EXERCISE INPUT =>
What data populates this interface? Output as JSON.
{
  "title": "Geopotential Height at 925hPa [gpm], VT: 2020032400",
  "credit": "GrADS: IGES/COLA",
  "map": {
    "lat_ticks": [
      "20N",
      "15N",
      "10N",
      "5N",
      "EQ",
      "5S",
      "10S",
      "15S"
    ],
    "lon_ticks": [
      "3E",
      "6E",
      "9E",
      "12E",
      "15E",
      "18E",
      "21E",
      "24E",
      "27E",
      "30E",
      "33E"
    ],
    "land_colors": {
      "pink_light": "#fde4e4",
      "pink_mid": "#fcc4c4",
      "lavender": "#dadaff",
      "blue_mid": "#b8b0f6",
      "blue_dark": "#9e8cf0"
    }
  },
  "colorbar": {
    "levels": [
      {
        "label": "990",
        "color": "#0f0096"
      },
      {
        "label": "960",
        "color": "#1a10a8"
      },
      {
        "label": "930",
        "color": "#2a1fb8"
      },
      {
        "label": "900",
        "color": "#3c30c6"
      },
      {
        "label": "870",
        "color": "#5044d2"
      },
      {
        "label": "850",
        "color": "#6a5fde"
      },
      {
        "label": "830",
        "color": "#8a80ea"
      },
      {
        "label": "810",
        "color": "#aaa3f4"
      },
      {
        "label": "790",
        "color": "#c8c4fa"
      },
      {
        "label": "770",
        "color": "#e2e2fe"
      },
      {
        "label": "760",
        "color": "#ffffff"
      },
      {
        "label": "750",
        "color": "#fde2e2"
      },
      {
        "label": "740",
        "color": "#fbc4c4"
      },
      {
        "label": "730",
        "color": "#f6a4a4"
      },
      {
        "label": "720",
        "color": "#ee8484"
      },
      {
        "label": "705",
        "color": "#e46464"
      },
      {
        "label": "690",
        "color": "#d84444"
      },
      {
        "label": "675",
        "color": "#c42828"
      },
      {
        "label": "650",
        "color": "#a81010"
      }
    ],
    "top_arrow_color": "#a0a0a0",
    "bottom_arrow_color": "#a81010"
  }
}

WORK TO DO => Your task is to return the full listing exactly as it was given.

CORRECT RESULT =>
What data populates this interface? Output as JSON.
{
  "title": "Geopotential Height at 925hPa [gpm], VT: 2020032400",
  "credit": "GrADS: IGES/COLA",
  "map": {
    "lat_ticks": [
      "20N",
      "15N",
      "10N",
      "5N",
      "EQ",
      "5S",
      "10S",
      "15S"
    ],
    "lon_ticks": [
      "3E",
      "6E",
      "9E",
      "12E",
      "15E",
      "18E",
      "21E",
      "24E",
      "27E",
      "30E",
      "33E"
    ],
    "land_colors": {
      "pink_light": "#fde4e4",
      "pink_mid": "#fcc4c4",
      "lavender": "#dadaff",
      "blue_mid": "#b8b0f6",
      "blue_dark": "#9e8cf0"
    }
  },
  "colorbar": {
    "levels": [
      {
        "label": "990",
        "color": "#0f0096"
      },
      {
        "label": "960",
        "color": "#1a10a8"
      },
      {
        "label": "930",
        "color": "#2a1fb8"
      },
      {
        "label": "900",
        "color": "#3c30c6"
      },
      {
        "label": "870",
        "color": "#5044d2"
      },
      {
        "label": "850",
        "color": "#6a5fde"
      },
      {
        "label": "830",
        "color": "#8a80ea"
      },
      {
        "label": "810",
        "color": "#aaa3f4"
      },
      {
        "label": "790",
        "color": "#c8c4fa"
      },
      {
        "label": "770",
        "color": "#e2e2fe"
      },
      {
        "label": "760",
        "color": "#ffffff"
      },
      {
        "label": "750",
        "color": "#fde2e2"
      },
      {
        "label": "740",
        "color": "#fbc4c4"
      },
      {
        "label": "730",
        "color": "#f6a4a4"
      },
      {
        "label": "720",
        "color": "#ee8484"
      },
      {
        "label": "705",
        "color": "#e46464"
      },
      {
        "label": "690",
        "color": "#d84444"
      },
      {
        "label": "675",
        "color": "#c42828"
      },
      {
        "label": "650",
        "color": "#a81010"
      }
    ],
    "top_arrow_color": "#a0a0a0",
    "bottom_arrow_color": "#a81010"
  }
}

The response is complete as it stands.